== What you need to do ==
Write out the entire listing below exactly, with the pictures left out.

[Records from a collection of figures]
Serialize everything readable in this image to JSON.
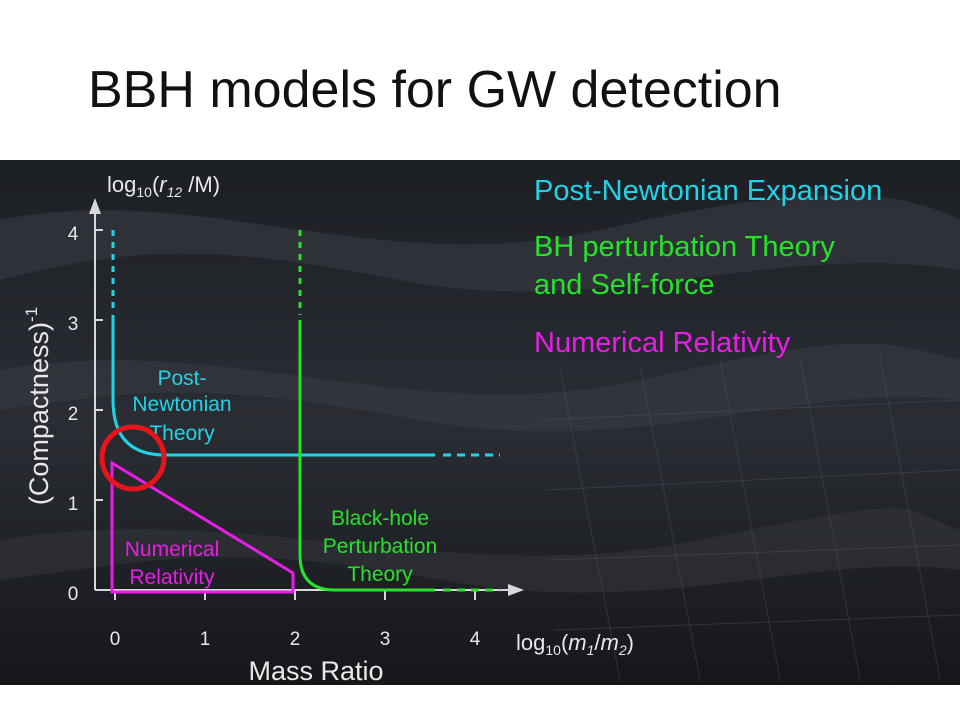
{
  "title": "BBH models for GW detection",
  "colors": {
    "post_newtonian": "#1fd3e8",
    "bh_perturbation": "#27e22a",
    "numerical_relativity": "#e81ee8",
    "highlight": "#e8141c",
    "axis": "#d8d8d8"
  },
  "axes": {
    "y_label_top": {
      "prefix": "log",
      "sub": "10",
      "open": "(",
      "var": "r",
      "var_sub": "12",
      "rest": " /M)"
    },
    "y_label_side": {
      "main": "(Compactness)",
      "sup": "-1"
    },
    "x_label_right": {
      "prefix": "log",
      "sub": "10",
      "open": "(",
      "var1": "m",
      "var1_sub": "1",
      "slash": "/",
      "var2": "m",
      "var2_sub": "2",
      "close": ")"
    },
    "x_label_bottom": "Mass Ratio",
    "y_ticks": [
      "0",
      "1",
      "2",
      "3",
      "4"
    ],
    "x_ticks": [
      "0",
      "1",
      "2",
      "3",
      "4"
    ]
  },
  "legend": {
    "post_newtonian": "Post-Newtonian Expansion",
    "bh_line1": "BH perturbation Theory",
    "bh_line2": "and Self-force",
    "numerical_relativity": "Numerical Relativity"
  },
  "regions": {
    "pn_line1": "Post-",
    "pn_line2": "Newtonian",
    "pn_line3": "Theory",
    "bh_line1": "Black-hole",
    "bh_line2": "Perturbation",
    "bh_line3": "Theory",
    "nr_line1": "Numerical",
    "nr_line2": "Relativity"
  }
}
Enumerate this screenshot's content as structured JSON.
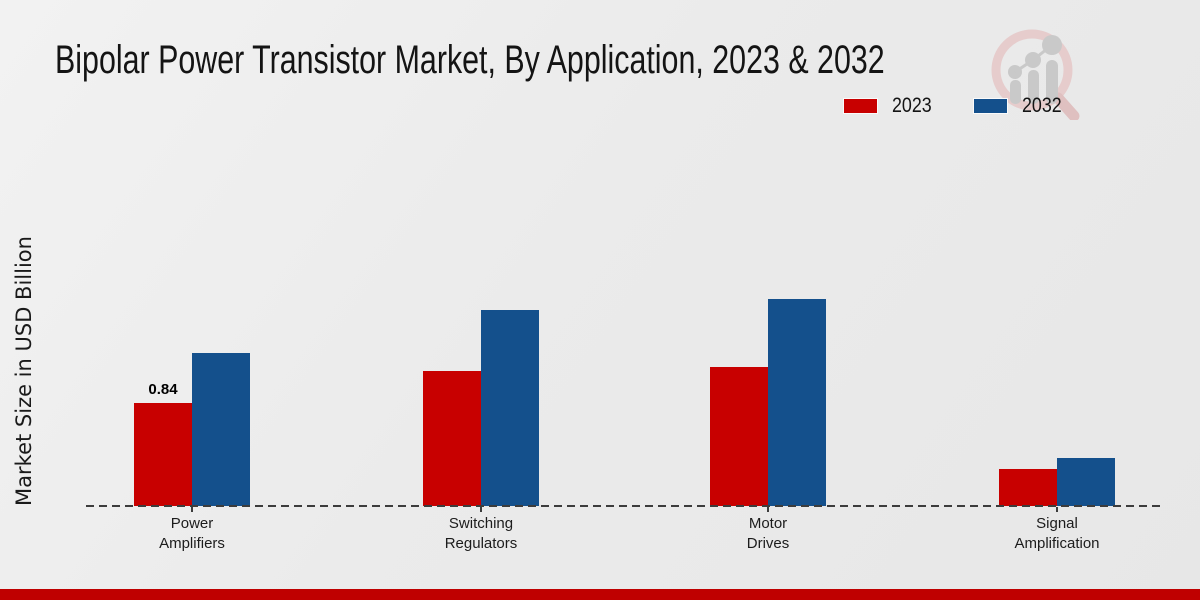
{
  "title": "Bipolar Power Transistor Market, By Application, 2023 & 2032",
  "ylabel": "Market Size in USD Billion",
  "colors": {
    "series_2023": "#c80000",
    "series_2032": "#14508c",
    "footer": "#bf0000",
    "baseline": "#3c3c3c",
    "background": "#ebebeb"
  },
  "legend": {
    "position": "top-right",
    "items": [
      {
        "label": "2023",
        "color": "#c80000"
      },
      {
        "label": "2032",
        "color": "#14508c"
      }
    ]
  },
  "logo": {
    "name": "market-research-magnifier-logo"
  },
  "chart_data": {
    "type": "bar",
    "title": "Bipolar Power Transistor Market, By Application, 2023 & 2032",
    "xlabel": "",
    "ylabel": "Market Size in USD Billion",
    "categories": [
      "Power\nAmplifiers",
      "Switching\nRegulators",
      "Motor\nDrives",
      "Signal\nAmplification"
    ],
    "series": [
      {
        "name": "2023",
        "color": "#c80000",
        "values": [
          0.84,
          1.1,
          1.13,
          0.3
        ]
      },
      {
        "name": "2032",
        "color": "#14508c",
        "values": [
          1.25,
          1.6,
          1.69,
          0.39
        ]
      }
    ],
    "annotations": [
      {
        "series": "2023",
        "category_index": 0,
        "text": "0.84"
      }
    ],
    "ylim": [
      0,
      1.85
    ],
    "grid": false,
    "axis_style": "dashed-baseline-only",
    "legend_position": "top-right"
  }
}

== Reply ==
Serialize everything readable in this image to JSON.
{
  "title": "BBH models for GW detection",
  "colors": {
    "post_newtonian": "#1fd3e8",
    "bh_perturbation": "#27e22a",
    "numerical_relativity": "#e81ee8",
    "highlight": "#e8141c",
    "axis": "#d8d8d8"
  },
  "axes": {
    "y_label_top": {
      "prefix": "log",
      "sub": "10",
      "open": "(",
      "var": "r",
      "var_sub": "12",
      "rest": " /M)"
    },
    "y_label_side": {
      "main": "(Compactness)",
      "sup": "-1"
    },
    "x_label_right": {
      "prefix": "log",
      "sub": "10",
      "open": "(",
      "var1": "m",
      "var1_sub": "1",
      "slash": "/",
      "var2": "m",
      "var2_sub": "2",
      "close": ")"
    },
    "x_label_bottom": "Mass Ratio",
    "y_ticks": [
      "0",
      "1",
      "2",
      "3",
      "4"
    ],
    "x_ticks": [
      "0",
      "1",
      "2",
      "3",
      "4"
    ]
  },
  "legend": {
    "post_newtonian": "Post-Newtonian Expansion",
    "bh_line1": "BH perturbation Theory",
    "bh_line2": "and Self-force",
    "numerical_relativity": "Numerical Relativity"
  },
  "regions": {
    "pn_line1": "Post-",
    "pn_line2": "Newtonian",
    "pn_line3": "Theory",
    "bh_line1": "Black-hole",
    "bh_line2": "Perturbation",
    "bh_line3": "Theory",
    "nr_line1": "Numerical",
    "nr_line2": "Relativity"
  }
}
Enumerate this screenshot's content as structured JSON.
{
  "title": "Bipolar Power Transistor Market, By Application, 2023 & 2032",
  "ylabel": "Market Size in USD Billion",
  "colors": {
    "series_2023": "#c80000",
    "series_2032": "#14508c",
    "footer": "#bf0000",
    "baseline": "#3c3c3c",
    "background": "#ebebeb"
  },
  "legend": {
    "position": "top-right",
    "items": [
      {
        "label": "2023",
        "color": "#c80000"
      },
      {
        "label": "2032",
        "color": "#14508c"
      }
    ]
  },
  "logo": {
    "name": "market-research-magnifier-logo"
  },
  "chart_data": {
    "type": "bar",
    "title": "Bipolar Power Transistor Market, By Application, 2023 & 2032",
    "xlabel": "",
    "ylabel": "Market Size in USD Billion",
    "categories": [
      "Power\nAmplifiers",
      "Switching\nRegulators",
      "Motor\nDrives",
      "Signal\nAmplification"
    ],
    "series": [
      {
        "name": "2023",
        "color": "#c80000",
        "values": [
          0.84,
          1.1,
          1.13,
          0.3
        ]
      },
      {
        "name": "2032",
        "color": "#14508c",
        "values": [
          1.25,
          1.6,
          1.69,
          0.39
        ]
      }
    ],
    "annotations": [
      {
        "series": "2023",
        "category_index": 0,
        "text": "0.84"
      }
    ],
    "ylim": [
      0,
      1.85
    ],
    "grid": false,
    "axis_style": "dashed-baseline-only",
    "legend_position": "top-right"
  }
}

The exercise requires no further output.